Data listing -
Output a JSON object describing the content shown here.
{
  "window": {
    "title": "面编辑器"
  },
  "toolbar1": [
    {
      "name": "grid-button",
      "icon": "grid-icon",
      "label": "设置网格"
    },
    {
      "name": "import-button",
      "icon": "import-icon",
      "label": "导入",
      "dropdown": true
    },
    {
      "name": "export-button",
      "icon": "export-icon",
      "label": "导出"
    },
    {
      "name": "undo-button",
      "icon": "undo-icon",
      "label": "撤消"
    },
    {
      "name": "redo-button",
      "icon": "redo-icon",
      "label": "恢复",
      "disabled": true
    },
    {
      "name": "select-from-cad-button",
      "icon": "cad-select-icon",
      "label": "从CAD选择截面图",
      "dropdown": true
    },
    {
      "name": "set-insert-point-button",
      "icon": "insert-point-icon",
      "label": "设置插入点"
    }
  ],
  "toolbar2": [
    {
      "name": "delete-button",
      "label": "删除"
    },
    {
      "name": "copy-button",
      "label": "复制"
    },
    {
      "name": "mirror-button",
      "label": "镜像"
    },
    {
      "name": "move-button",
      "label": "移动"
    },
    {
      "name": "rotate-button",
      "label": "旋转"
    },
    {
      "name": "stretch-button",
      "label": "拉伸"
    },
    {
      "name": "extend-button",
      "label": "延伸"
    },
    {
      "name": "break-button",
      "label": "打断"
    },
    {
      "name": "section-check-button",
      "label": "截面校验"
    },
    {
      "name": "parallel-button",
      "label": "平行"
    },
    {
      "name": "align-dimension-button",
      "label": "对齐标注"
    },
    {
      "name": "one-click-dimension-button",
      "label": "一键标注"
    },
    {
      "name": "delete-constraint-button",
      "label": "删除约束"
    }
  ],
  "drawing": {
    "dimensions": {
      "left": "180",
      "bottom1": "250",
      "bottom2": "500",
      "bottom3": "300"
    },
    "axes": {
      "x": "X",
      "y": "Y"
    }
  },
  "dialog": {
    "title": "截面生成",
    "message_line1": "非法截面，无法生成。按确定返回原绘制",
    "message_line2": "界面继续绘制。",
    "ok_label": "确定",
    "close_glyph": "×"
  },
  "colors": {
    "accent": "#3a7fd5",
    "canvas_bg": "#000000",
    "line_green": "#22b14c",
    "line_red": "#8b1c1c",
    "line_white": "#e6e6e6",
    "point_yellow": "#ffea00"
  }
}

Problem -
Write out all the data again, exactly as it appears.

Result of this exercise -
Output a JSON object describing the content shown here.
{
  "window": {
    "title": "面编辑器"
  },
  "toolbar1": [
    {
      "name": "grid-button",
      "icon": "grid-icon",
      "label": "设置网格"
    },
    {
      "name": "import-button",
      "icon": "import-icon",
      "label": "导入",
      "dropdown": true
    },
    {
      "name": "export-button",
      "icon": "export-icon",
      "label": "导出"
    },
    {
      "name": "undo-button",
      "icon": "undo-icon",
      "label": "撤消"
    },
    {
      "name": "redo-button",
      "icon": "redo-icon",
      "label": "恢复",
      "disabled": true
    },
    {
      "name": "select-from-cad-button",
      "icon": "cad-select-icon",
      "label": "从CAD选择截面图",
      "dropdown": true
    },
    {
      "name": "set-insert-point-button",
      "icon": "insert-point-icon",
      "label": "设置插入点"
    }
  ],
  "toolbar2": [
    {
      "name": "delete-button",
      "label": "删除"
    },
    {
      "name": "copy-button",
      "label": "复制"
    },
    {
      "name": "mirror-button",
      "label": "镜像"
    },
    {
      "name": "move-button",
      "label": "移动"
    },
    {
      "name": "rotate-button",
      "label": "旋转"
    },
    {
      "name": "stretch-button",
      "label": "拉伸"
    },
    {
      "name": "extend-button",
      "label": "延伸"
    },
    {
      "name": "break-button",
      "label": "打断"
    },
    {
      "name": "section-check-button",
      "label": "截面校验"
    },
    {
      "name": "parallel-button",
      "label": "平行"
    },
    {
      "name": "align-dimension-button",
      "label": "对齐标注"
    },
    {
      "name": "one-click-dimension-button",
      "label": "一键标注"
    },
    {
      "name": "delete-constraint-button",
      "label": "删除约束"
    }
  ],
  "drawing": {
    "dimensions": {
      "left": "180",
      "bottom1": "250",
      "bottom2": "500",
      "bottom3": "300"
    },
    "axes": {
      "x": "X",
      "y": "Y"
    }
  },
  "dialog": {
    "title": "截面生成",
    "message_line1": "非法截面，无法生成。按确定返回原绘制",
    "message_line2": "界面继续绘制。",
    "ok_label": "确定",
    "close_glyph": "×"
  },
  "colors": {
    "accent": "#3a7fd5",
    "canvas_bg": "#000000",
    "line_green": "#22b14c",
    "line_red": "#8b1c1c",
    "line_white": "#e6e6e6",
    "point_yellow": "#ffea00"
  }
}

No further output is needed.